* [Alıntı]
Başörtüsü yasağının iki ana kırılma noktası var: 1980 askeri darbesi ile 28 şubat süreci… 12 Eylül Askeri Darbesi sonrasında yürürlüğe giren “Kamuda Kılık Kıyafet Yönetmeliği” nedeniyle kadınlar kamu kurumlarında başörtüleriyle çalışamadı. “Kamu Kurum ve Kuruluşlarında Çalışan Personelin Kılık Kıyafetine Dair Yönetmelik”in 5. maddesine göre, kamuda kadınların başlarının açık olması gerekiyordu.
2yaka, her pazar haftanın öne çıkanlarını e-posta kutunuza taşıyor.
28 Şubat sürecinde de kamuda başörtüsü yasağı devam etti. 1997 yılında Milli Güvenlik Kurulunca “irtica” öncelikli tehdit sayıldı. İrticayla mücadelede yapılması gerekenler 18 madde halinde listelendi, maddelerden bir tanesi de başörtü takanlara karşı kamu kurumlarında yaptırımları düzenliyordu.
Büyük tepki toplayan manşet
TBMM’deki yemin töreni sırasında dönemin Başbakanı Bülent Ecevit’in, “Burası devlete meydan okunacak yer değildir; lütfen bu hanıma haddini bildiriniz” sözleri üzerine, Refah Partisi’nin “irticai faaliyetlerin odağı olmak” sebebiyle kapatılması üzerine kurulan Fazilet Partisi İstanbul Milletvekili Merve Kavakçı’nın başörtüsü nedeniyle protesto edilerek genel kurul salonundan çıkarılması üzerinden ise 25 yıl geçti. 2007 yılında Abdullah Gül Cumhurbaşkanı seçilince Köşk’e ilk kez başörtülü bir “first lady” gelmiş oldu.

* [Derlenen veriler]
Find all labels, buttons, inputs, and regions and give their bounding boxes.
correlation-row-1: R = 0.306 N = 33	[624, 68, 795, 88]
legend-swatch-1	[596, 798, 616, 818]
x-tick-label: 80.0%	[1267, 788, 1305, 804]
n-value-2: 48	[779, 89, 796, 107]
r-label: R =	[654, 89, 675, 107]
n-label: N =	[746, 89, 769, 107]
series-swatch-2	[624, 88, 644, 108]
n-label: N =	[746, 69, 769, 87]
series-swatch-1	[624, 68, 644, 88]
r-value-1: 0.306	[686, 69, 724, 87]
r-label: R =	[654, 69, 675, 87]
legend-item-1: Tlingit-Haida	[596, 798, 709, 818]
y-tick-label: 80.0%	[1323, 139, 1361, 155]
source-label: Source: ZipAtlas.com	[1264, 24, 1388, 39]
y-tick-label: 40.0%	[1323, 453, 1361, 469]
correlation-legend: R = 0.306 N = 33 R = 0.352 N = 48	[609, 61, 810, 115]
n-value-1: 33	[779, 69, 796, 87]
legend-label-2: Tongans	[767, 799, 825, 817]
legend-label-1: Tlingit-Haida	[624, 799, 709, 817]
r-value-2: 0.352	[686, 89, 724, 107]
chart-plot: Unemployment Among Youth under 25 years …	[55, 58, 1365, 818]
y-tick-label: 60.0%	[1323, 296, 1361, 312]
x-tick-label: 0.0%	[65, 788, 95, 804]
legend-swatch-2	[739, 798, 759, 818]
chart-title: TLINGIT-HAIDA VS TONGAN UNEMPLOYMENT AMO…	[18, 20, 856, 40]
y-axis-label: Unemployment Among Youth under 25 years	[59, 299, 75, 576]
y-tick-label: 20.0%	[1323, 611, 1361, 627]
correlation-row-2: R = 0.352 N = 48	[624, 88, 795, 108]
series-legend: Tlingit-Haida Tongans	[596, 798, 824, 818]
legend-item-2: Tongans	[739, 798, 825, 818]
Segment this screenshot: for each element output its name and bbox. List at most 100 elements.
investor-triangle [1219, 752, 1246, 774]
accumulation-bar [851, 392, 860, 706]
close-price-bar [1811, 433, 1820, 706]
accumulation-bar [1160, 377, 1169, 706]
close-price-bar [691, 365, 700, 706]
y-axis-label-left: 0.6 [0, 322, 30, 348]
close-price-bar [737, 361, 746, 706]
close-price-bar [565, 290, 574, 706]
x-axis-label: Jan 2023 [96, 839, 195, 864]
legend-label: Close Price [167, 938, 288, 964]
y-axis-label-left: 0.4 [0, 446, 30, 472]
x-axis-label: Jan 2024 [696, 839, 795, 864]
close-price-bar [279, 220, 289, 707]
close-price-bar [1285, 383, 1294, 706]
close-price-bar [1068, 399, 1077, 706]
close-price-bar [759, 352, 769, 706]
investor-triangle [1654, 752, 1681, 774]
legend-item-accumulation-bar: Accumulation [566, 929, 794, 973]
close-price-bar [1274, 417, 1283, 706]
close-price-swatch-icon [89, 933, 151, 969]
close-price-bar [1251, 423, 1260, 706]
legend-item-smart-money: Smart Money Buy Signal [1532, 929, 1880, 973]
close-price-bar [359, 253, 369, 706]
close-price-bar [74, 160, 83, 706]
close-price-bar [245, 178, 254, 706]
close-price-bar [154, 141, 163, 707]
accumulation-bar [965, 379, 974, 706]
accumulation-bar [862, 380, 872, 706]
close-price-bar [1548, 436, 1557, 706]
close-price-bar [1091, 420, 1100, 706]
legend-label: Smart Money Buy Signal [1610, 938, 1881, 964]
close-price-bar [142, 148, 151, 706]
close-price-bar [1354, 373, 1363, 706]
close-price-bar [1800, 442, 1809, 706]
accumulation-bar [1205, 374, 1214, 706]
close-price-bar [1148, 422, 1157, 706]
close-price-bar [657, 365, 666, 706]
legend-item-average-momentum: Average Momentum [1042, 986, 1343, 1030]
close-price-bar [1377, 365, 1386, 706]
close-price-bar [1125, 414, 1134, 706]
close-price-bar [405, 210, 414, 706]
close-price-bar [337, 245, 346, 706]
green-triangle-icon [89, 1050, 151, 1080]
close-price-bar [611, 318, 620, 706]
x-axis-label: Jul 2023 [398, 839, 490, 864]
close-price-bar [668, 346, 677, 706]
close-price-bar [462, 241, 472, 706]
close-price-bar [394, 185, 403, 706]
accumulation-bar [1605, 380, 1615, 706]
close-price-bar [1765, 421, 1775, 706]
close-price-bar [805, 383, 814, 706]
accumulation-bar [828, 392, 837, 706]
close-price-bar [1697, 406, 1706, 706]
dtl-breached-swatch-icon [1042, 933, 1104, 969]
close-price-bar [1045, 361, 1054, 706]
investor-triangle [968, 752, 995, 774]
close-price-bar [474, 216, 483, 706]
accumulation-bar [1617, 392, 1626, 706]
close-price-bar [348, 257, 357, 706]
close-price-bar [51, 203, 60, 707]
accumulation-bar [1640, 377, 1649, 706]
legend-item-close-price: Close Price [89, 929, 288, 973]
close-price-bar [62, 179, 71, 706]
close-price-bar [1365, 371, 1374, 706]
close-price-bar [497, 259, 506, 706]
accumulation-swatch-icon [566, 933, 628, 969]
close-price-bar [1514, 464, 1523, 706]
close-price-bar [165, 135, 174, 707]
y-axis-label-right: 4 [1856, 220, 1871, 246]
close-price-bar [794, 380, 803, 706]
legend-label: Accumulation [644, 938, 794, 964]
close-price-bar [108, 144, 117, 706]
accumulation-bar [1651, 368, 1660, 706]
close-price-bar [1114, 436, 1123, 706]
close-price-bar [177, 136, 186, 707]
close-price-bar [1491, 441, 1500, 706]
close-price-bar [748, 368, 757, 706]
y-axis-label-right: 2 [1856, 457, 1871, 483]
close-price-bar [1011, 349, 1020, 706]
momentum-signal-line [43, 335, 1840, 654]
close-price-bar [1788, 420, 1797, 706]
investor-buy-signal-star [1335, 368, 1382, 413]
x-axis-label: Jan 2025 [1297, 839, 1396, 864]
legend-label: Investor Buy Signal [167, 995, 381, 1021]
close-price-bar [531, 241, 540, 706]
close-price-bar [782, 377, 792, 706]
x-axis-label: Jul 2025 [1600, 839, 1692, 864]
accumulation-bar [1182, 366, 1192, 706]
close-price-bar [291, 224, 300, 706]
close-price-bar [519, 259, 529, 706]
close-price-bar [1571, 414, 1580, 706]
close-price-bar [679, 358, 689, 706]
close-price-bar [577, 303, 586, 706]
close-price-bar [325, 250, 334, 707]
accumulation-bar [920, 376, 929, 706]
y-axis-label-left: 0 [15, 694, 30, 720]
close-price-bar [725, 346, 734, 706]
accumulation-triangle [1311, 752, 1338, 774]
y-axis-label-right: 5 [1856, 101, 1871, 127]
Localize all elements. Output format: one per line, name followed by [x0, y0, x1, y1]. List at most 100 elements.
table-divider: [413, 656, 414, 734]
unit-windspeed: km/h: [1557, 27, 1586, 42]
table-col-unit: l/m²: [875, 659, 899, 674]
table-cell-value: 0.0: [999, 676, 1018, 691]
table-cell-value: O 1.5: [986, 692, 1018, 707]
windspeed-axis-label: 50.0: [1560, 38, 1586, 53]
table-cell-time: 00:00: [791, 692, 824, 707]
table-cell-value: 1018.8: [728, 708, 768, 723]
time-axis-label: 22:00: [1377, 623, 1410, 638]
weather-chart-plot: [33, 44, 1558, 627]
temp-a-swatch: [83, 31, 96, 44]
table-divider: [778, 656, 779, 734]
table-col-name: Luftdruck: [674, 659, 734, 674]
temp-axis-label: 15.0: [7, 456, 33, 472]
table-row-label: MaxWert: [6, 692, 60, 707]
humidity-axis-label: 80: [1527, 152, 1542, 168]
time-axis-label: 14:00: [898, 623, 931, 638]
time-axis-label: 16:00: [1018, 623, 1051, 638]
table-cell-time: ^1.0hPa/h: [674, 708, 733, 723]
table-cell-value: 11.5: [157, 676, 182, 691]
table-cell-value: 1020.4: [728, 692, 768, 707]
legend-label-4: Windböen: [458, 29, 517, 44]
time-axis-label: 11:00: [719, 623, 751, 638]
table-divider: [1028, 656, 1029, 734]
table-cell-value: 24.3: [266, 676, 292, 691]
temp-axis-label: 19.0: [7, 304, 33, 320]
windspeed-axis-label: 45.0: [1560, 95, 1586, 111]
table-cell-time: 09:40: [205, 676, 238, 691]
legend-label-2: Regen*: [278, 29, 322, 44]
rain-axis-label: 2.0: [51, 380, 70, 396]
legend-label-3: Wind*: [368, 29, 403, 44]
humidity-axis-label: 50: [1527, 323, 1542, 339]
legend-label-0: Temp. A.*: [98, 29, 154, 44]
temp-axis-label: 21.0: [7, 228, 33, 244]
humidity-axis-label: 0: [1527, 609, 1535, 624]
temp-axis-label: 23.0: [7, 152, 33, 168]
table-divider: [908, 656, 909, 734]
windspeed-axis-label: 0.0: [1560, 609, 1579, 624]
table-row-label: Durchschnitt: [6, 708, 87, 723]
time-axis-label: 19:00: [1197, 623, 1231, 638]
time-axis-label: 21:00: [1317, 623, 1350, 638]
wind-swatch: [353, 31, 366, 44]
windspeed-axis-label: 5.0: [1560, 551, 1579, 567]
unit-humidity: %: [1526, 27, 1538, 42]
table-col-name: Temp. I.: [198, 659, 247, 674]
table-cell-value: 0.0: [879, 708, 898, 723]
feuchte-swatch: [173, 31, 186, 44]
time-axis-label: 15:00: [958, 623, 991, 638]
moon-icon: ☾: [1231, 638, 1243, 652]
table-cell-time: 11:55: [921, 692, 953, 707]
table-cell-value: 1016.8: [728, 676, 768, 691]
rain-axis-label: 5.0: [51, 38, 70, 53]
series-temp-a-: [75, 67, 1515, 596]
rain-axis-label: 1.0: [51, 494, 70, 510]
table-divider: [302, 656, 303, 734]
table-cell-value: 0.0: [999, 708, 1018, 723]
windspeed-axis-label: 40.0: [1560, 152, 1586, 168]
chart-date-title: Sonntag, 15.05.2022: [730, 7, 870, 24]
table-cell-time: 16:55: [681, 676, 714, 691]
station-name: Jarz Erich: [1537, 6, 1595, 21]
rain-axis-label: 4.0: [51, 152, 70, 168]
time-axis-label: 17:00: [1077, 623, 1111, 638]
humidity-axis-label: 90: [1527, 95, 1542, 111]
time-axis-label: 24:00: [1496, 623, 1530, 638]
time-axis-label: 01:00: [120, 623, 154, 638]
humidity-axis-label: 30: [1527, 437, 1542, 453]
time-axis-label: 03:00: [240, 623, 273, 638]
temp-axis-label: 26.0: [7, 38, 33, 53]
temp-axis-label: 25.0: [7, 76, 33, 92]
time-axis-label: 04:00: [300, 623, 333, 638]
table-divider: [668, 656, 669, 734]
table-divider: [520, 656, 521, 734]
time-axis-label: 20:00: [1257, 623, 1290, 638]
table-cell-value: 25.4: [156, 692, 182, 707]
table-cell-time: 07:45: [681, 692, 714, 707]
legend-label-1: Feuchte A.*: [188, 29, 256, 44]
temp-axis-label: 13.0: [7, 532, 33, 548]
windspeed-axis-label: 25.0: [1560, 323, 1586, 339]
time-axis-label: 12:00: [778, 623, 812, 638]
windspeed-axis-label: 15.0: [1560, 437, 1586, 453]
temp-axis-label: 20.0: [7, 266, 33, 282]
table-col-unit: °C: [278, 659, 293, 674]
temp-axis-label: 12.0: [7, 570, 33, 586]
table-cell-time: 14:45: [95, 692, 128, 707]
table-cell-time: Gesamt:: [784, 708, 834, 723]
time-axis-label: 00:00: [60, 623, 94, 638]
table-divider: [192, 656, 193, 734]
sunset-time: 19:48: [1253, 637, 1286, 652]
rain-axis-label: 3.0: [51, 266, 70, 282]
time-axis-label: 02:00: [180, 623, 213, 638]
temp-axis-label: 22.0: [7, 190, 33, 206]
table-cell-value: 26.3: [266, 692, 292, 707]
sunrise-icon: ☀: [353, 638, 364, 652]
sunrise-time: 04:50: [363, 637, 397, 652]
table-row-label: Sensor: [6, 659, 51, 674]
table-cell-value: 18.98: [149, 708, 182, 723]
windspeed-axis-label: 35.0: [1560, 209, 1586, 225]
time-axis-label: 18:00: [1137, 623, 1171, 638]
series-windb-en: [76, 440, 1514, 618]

* [Yazılı görev 1]
Başörtüsü yasağıyla ilgili metne göre Milli Güvenlik Kurulu 1997 yılında neyi öncelikli tehdit saydı?
* [Yazılı görev 2]
Lütfen başörtüsü yasağıyla ilgili metni son cümlesinin ardından sürdürün.
Veriler başka bir kaynaktan alınmıştır.

* [Alıştırma cevabı 1]
İrticayı öncelikli tehdit saydı.

* [Alıştırma cevabı 2]
2008 yılında Anayasa değişikliğiyle başörtüsü konusu tekrar tartışılmaya başlandı. Hürriyet gazetesi 10 şubat 2008 tarihinde “411 el kaosa kalktı” manşetini attı. Anayasa değişikliği Meclis’ten geçse de kamuda başörtüsü serbesti sağlayan yasa değişikliği Anayasa Mahkemesi’ne taşındı ve aynı yılın Haziran ayında değişiklik iptal edilerek yürürlüğü durduruldu.
Hürriyet gazetesi 10 şubat 2008 tarihinde “411 el kaosa kalktı” manşetiyle muhafazakâr camianın oklarını üzerine çekmişti.
2013 yılında ise Demokratikleşme Paketi kapsamında kamuda başörtüsü serbest hale getirildi. Kılık Kıyafet Yönetmeliği’nin 5. maddesinde yapılan değişiklikle kısıtlayıcı hükümler kaldırıldı.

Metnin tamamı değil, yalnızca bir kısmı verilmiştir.